* _Do this_
Tally up the lines that include "vittoria" and state that number by itself.

* _Collected data entries_

++++

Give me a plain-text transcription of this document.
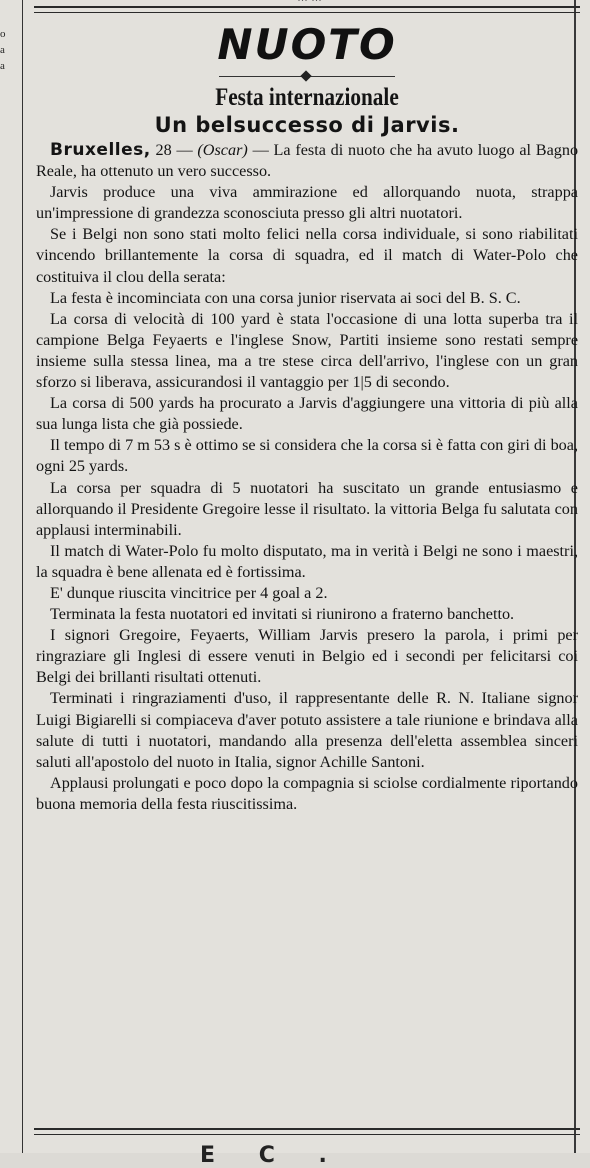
o
a
a	NUOTO
Festa internazionale
Un belsuccesso di Jarvis.

Bruxelles, 28 — (Oscar) — La festa di nuoto che ha avuto luogo al Bagno Reale, ha ottenuto un vero successo.

Jarvis produce una viva ammirazione ed allorquando nuota, strappa un'impressione di grandezza sconosciuta presso gli altri nuotatori.

Se i Belgi non sono stati molto felici nella corsa individuale, si sono riabilitati vincendo brillantemente la corsa di squadra, ed il match di Water-Polo che costituiva il clou della serata:

La festa è incominciata con una corsa junior riservata ai soci del B. S. C.

La corsa di velocità di 100 yard è stata l'occasione di una lotta superba tra il campione Belga Feyaerts e l'inglese Snow, Partiti insieme sono restati sempre insieme sulla stessa linea, ma a tre stese circa dell'arrivo, l'inglese con un gran sforzo si liberava, assicurandosi il vantaggio per 1|5 di secondo.

La corsa di 500 yards ha procurato a Jarvis d'aggiungere una vittoria di più alla sua lunga lista che già possiede.

Il tempo di 7 m 53 s è ottimo se si considera che la corsa si è fatta con giri di boa, ogni 25 yards.

La corsa per squadra di 5 nuotatori ha suscitato un grande entusiasmo e allorquando il Presidente Gregoire lesse il risultato. la vittoria Belga fu salutata con applausi interminabili.

Il match di Water-Polo fu molto disputato, ma in verità i Belgi ne sono i maestri, la squadra è bene allenata ed è fortissima.

E' dunque riuscita vincitrice per 4 goal a 2.

Terminata la festa nuotatori ed invitati si riunirono a fraterno banchetto.

I signori Gregoire, Feyaerts, William Jarvis presero la parola, i primi per ringraziare gli Inglesi di essere venuti in Belgio ed i secondi per felicitarsi coi Belgi dei brillanti risultati ottenuti.

Terminati i ringraziamenti d'uso, il rappresentante delle R. N. Italiane signor Luigi Bigiarelli si compiaceva d'aver potuto assistere a tale riunione e brindava alla salute di tutti i nuotatori, mandando alla presenza dell'eletta assemblea sinceri saluti all'apostolo del nuoto in Italia, signor Achille Santoni.

Applausi prolungati e poco dopo la compagnia si sciolse cordialmente riportando buona memoria della festa riuscitissima.

E C .
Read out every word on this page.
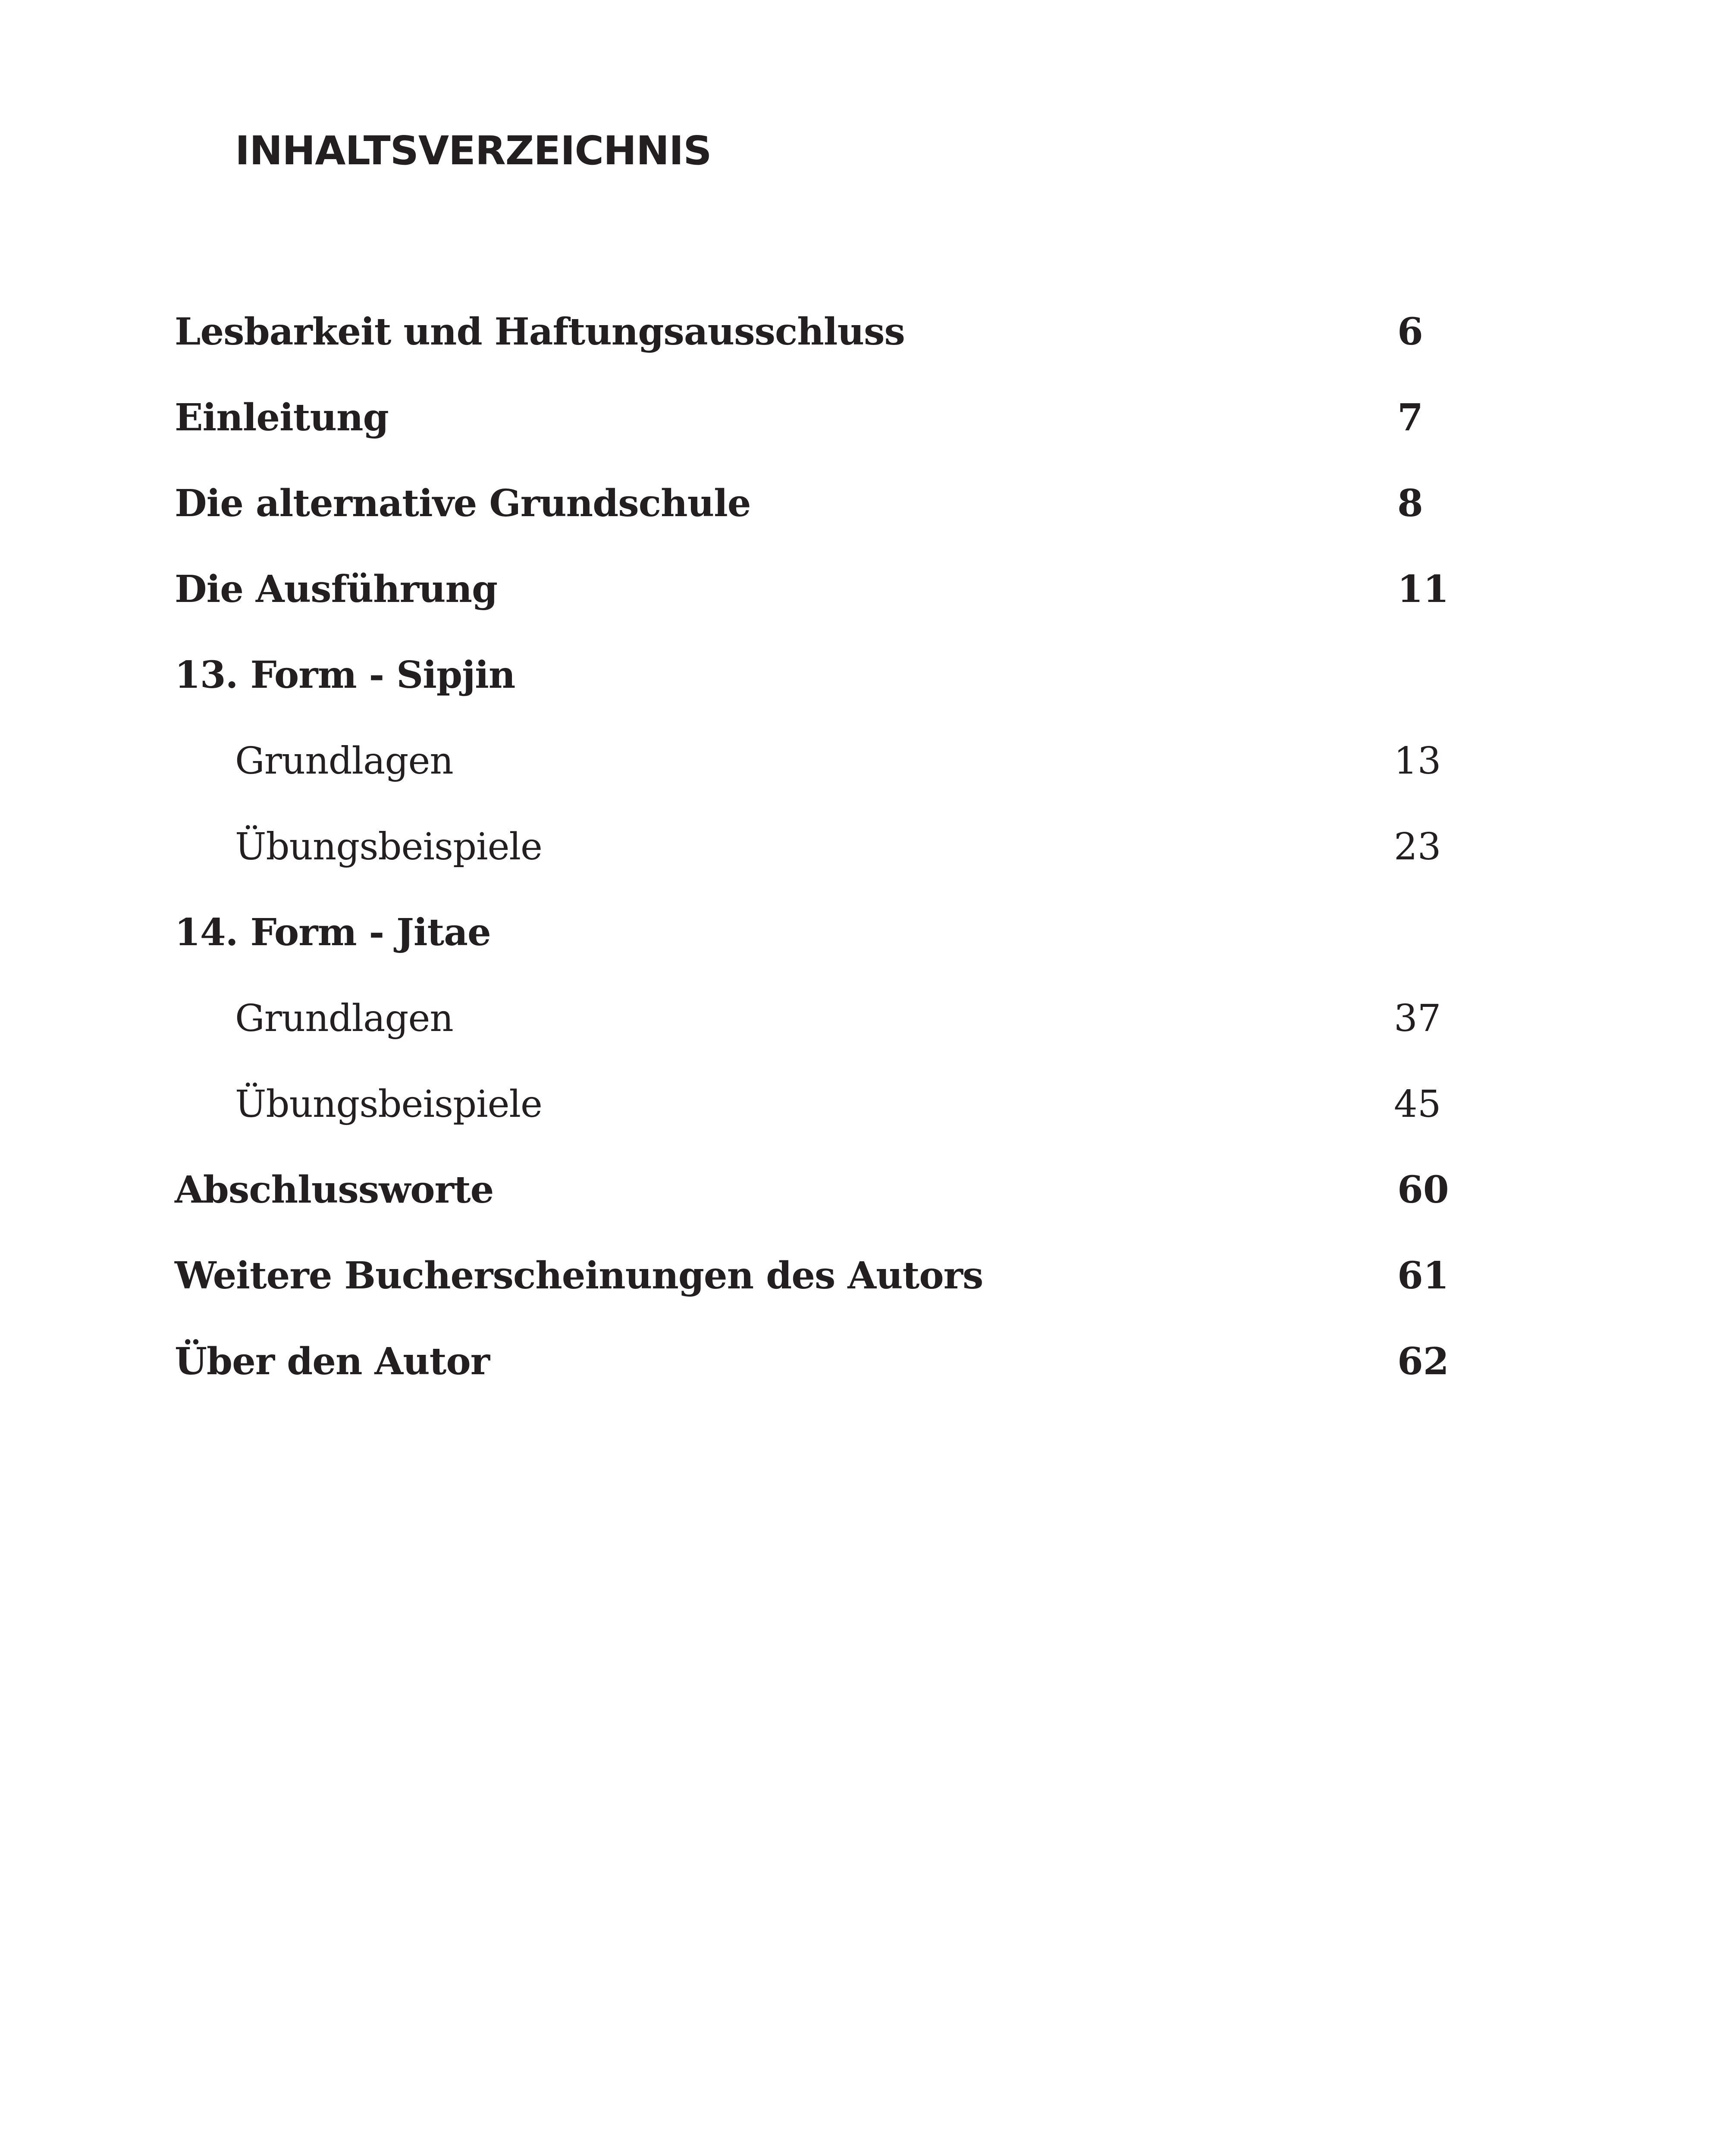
INHALTSVERZEICHNIS
Lesbarkeit und Haftungsausschluss	6
Einleitung	7
Die alternative Grundschule	8
Die Ausführung	11
13. Form - Sipjin
Grundlagen	13
Übungsbeispiele	23
14. Form - Jitae
Grundlagen	37
Übungsbeispiele	45
Abschlussworte	60
Weitere Bucherscheinungen des Autors	61
Über den Autor	62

++++

* _Solution to the exercise_
2